▶ [Stated problem]: Output the full listing below exactly as it reads, and skip anything that is a picture.

▶ [Given records]:
----------

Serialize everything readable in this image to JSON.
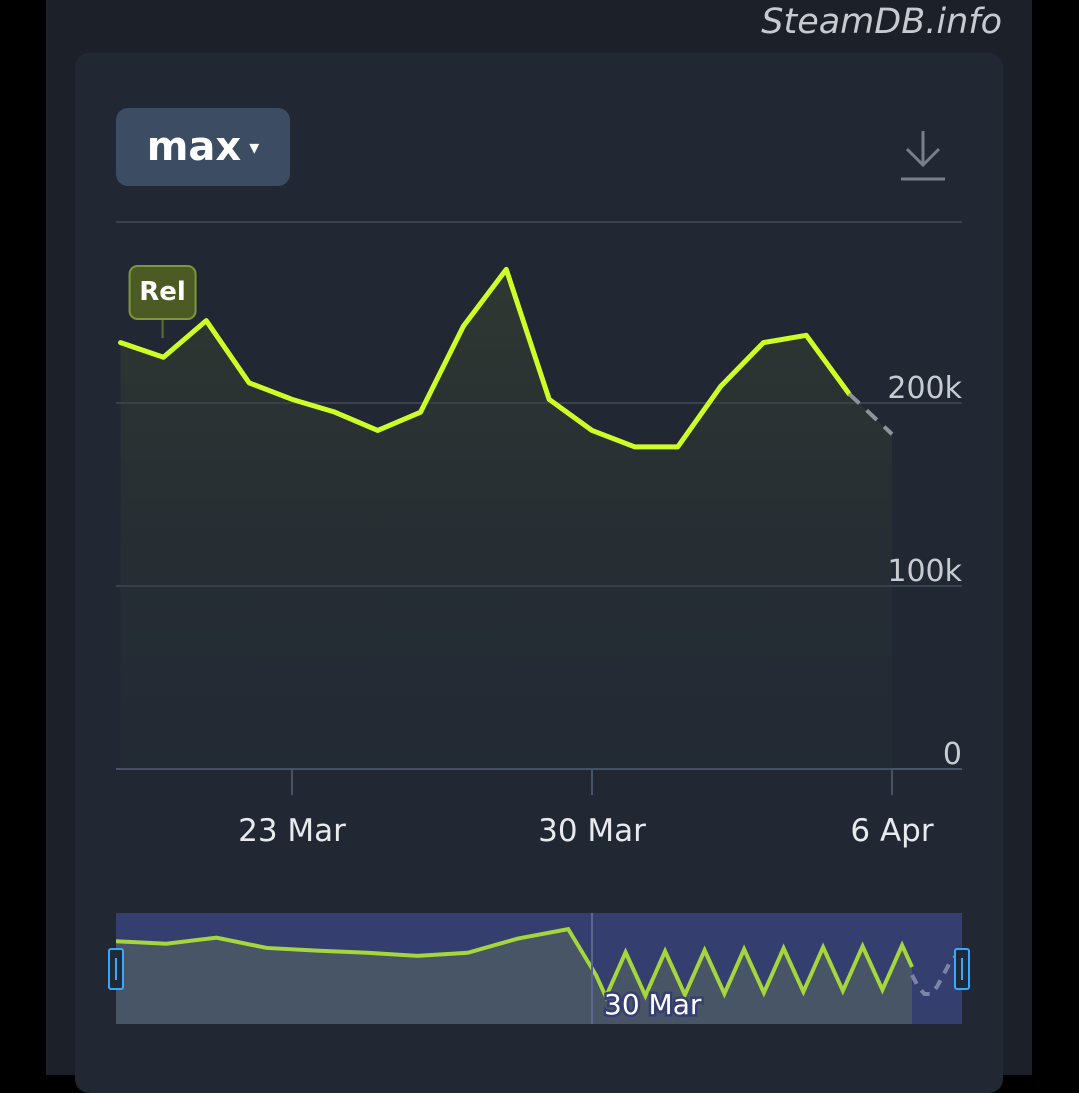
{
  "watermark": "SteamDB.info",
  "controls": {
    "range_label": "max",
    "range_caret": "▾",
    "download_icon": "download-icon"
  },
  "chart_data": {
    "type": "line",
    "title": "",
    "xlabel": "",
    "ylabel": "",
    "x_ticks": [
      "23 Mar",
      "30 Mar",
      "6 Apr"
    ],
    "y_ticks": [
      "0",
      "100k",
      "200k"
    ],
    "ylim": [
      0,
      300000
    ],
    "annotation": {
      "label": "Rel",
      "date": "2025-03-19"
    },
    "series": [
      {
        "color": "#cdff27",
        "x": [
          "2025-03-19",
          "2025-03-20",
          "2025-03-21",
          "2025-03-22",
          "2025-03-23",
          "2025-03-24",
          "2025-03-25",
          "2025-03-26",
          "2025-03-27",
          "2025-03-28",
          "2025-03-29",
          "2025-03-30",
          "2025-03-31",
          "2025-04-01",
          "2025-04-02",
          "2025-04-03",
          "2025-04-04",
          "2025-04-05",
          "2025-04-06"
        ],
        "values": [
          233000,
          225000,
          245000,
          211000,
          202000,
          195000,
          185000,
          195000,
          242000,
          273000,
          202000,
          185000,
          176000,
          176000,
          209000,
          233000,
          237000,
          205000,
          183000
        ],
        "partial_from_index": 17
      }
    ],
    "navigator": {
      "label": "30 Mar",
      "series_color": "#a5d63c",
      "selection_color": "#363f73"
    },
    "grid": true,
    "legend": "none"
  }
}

----------

▶ [Correct answer]:
Serialize everything readable in this image to JSON.
{
  "watermark": "SteamDB.info",
  "controls": {
    "range_label": "max",
    "range_caret": "▾",
    "download_icon": "download-icon"
  },
  "chart_data": {
    "type": "line",
    "title": "",
    "xlabel": "",
    "ylabel": "",
    "x_ticks": [
      "23 Mar",
      "30 Mar",
      "6 Apr"
    ],
    "y_ticks": [
      "0",
      "100k",
      "200k"
    ],
    "ylim": [
      0,
      300000
    ],
    "annotation": {
      "label": "Rel",
      "date": "2025-03-19"
    },
    "series": [
      {
        "color": "#cdff27",
        "x": [
          "2025-03-19",
          "2025-03-20",
          "2025-03-21",
          "2025-03-22",
          "2025-03-23",
          "2025-03-24",
          "2025-03-25",
          "2025-03-26",
          "2025-03-27",
          "2025-03-28",
          "2025-03-29",
          "2025-03-30",
          "2025-03-31",
          "2025-04-01",
          "2025-04-02",
          "2025-04-03",
          "2025-04-04",
          "2025-04-05",
          "2025-04-06"
        ],
        "values": [
          233000,
          225000,
          245000,
          211000,
          202000,
          195000,
          185000,
          195000,
          242000,
          273000,
          202000,
          185000,
          176000,
          176000,
          209000,
          233000,
          237000,
          205000,
          183000
        ],
        "partial_from_index": 17
      }
    ],
    "navigator": {
      "label": "30 Mar",
      "series_color": "#a5d63c",
      "selection_color": "#363f73"
    },
    "grid": true,
    "legend": "none"
  }
}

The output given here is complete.